TASK DIRECTIONS: Track down each line that has the word "minimum" and copy it.

(Dataset excerpts)
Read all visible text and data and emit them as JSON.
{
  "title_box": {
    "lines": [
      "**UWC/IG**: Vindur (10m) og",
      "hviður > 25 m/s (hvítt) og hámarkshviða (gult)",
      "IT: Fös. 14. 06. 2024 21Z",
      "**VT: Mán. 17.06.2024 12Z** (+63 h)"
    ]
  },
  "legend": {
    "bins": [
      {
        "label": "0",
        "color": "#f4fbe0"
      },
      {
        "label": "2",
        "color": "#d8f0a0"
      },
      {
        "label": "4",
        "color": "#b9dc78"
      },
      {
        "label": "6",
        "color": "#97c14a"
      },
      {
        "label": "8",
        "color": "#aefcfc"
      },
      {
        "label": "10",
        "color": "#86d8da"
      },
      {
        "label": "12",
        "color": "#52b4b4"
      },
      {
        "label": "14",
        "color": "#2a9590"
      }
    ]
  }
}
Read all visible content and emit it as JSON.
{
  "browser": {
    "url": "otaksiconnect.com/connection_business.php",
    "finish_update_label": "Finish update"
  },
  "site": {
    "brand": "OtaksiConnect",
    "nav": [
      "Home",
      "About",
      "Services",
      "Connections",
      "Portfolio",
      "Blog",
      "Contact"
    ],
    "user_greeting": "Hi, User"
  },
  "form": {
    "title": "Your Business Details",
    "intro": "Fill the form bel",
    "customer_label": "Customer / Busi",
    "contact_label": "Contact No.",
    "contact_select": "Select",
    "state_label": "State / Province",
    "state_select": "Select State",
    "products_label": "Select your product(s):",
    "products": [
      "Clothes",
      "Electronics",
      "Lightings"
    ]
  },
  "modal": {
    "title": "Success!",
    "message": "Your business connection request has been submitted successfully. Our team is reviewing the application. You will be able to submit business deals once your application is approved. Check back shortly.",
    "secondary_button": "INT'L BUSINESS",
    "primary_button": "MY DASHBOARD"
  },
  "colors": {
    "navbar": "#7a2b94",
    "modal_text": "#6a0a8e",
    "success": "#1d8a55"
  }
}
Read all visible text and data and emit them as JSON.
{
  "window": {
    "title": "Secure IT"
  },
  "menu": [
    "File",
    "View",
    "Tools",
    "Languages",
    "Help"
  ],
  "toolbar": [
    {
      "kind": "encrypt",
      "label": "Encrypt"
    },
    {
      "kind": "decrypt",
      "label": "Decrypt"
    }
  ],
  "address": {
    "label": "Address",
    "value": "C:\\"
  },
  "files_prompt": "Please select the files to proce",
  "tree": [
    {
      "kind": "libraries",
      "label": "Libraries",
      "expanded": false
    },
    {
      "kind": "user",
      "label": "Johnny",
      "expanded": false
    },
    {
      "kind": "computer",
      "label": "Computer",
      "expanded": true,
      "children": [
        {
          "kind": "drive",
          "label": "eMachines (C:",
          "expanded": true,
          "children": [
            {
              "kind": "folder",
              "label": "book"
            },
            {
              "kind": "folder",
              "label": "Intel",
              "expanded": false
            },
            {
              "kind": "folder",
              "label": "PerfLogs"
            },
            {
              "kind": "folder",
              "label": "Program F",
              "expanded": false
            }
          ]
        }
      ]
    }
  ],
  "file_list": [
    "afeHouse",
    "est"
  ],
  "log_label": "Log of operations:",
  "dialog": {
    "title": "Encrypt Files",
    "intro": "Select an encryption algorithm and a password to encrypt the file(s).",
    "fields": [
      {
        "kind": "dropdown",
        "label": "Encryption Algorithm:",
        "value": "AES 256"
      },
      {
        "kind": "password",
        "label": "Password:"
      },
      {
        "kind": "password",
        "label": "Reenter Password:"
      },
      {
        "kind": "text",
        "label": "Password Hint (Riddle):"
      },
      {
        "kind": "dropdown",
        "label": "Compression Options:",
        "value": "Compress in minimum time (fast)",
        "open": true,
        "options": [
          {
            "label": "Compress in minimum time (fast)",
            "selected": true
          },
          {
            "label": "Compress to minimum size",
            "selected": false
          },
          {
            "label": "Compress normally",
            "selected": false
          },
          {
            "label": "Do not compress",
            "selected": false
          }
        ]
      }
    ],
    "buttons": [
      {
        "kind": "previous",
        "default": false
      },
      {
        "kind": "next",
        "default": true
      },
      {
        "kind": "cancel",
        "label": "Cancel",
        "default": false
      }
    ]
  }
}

REPLY:
        "value": "Compress in minimum time (fast)",
            "label": "Compress in minimum time (fast)",
            "label": "Compress to minimum size",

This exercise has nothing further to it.